■ Jobs ■
• 1. Copy word for word the part of the Django file download thread between "The file is unique" and "server) is empty.", inclusive.
• 2. Pick up the Django file download thread after its last line and keep writing it.

■ Page extract ■
# # #
The file is unique represented by its id. The file is locatd corectly, and the download is done, but the downloaded file (though named as the one on the server) is empty.
my download function looks like this:
def download_course(request, id):
course = Courses.objects.get(pk = id).course
path_to_file = 'root/cFolder'
filename = __file__ # Select your file here.
wrapper = FileWrapper(file(filename))
content_type = mimetypes.guess_type(filename)[0]
response = HttpResponse(wrapper, content_type = content_type)
response['Content-Length'] = os.path.getsize(filename)
response['Content-Disposition'] = 'attachment; filename=%s/' % smart_str(course)
return response
where can i be wrong? thanks!
I answered this question here, hope it helps.
Looks like you're not sending any data (you don't even open the file).
Django has a nice wrapper for sending files (code taken from djangosnippets.org):
def send_file(request):
"""
Send a file through Django without loading the whole file into
memory at once. The FileWrapper will turn the file object into an
iterator for chunks of 8KB.
# # #
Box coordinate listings
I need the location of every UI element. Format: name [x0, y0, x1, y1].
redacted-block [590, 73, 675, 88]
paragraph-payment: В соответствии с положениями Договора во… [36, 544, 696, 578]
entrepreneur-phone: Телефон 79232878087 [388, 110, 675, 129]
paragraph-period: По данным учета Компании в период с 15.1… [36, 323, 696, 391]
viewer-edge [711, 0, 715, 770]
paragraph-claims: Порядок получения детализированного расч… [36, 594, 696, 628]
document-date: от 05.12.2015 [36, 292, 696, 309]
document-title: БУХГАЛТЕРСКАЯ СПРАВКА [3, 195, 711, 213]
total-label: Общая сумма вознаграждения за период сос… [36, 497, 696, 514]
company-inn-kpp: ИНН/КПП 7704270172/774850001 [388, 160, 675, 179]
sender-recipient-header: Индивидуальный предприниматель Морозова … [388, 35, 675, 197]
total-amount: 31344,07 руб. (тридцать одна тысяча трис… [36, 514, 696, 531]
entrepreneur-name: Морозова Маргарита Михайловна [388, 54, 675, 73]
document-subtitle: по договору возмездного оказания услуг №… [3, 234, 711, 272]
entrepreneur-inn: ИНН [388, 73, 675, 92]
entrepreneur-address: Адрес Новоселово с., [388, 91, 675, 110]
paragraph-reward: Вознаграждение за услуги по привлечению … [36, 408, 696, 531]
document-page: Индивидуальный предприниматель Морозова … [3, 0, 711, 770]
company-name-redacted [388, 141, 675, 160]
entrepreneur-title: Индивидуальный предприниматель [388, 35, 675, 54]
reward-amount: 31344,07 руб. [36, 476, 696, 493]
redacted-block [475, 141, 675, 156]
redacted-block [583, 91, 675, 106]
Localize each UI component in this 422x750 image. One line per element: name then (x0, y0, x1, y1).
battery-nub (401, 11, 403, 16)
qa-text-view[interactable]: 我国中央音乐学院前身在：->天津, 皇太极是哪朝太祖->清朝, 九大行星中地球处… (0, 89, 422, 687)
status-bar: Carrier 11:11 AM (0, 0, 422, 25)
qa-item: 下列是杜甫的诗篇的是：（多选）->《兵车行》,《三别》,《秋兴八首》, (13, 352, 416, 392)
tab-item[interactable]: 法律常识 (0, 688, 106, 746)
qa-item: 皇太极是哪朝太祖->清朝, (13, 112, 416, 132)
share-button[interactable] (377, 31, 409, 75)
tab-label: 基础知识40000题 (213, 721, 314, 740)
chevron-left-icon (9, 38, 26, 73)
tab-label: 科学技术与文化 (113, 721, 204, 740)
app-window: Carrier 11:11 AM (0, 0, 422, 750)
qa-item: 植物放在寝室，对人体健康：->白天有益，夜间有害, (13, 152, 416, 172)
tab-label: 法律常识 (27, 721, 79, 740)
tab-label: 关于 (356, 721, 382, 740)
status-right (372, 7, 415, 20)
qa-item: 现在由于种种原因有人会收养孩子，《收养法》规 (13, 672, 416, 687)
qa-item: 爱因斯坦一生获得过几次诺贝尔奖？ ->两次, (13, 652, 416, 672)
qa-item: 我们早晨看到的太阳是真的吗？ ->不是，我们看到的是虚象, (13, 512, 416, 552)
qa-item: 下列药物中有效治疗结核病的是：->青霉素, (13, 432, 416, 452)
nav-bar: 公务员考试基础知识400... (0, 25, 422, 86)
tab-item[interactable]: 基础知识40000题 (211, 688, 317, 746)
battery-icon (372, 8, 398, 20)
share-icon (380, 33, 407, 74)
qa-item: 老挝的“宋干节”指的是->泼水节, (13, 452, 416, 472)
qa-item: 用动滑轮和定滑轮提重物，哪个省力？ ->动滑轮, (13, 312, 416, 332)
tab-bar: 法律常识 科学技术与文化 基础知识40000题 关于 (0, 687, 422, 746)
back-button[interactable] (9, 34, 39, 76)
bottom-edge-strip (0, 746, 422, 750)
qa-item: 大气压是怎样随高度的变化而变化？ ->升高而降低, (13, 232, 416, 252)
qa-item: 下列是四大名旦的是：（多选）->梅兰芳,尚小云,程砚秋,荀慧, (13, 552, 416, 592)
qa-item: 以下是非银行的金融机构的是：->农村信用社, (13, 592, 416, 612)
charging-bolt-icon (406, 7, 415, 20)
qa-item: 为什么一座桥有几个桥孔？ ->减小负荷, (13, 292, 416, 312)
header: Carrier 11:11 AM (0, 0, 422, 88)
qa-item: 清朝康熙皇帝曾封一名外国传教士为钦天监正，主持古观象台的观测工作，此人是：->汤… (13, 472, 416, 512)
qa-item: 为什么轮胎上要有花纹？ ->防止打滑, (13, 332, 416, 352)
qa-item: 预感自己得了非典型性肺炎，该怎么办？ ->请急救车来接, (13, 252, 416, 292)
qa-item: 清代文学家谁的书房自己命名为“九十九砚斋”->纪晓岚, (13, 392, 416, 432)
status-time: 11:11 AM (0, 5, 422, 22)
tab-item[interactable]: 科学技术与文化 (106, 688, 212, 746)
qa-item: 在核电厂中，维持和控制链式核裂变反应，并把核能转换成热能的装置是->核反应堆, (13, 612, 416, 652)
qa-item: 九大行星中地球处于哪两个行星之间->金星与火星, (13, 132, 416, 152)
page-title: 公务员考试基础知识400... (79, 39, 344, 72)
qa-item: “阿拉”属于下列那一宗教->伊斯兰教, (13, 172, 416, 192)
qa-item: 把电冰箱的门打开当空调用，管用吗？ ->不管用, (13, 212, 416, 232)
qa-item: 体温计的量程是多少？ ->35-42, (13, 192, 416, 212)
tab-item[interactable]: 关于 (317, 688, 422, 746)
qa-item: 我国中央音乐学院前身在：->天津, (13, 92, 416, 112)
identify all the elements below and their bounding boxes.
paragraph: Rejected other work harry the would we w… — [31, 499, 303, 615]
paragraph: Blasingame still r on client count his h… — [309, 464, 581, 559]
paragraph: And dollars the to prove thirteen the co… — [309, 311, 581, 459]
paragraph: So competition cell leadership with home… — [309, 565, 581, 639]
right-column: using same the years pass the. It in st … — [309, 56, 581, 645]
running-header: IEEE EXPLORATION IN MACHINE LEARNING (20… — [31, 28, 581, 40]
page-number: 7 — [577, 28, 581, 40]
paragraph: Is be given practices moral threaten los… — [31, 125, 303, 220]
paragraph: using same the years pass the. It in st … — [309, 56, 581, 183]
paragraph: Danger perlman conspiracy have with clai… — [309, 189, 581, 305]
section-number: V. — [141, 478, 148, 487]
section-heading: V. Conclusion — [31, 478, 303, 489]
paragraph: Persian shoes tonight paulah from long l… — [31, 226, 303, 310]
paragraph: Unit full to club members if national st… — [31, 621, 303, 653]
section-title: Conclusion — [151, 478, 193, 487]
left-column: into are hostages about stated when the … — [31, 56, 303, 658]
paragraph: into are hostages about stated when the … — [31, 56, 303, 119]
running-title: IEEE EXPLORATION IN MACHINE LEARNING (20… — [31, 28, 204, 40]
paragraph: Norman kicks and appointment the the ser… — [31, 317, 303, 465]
# # #
■ The replies ■
• 1.
The file is unique represented by its id. The file is locatd corectly, and the download is done, but the downloaded file (though named as the one on the server) is empty.

• 2.
"""
filename = __file__ # Select your file here.
wrapper = FileWrapper(file(filename))
response = HttpResponse(wrapper, content_type='text/plain')
response['Content-Length'] = os.path.getsize(filename)
return response
so you could use something like response = HttpResponse(FileWrapper(file(path_to_file)), mimetype='application/force-download').
If you are really using lighttpd (because of the "X-Sendfile" header), you should check the server and FastCGI configuration, I guess.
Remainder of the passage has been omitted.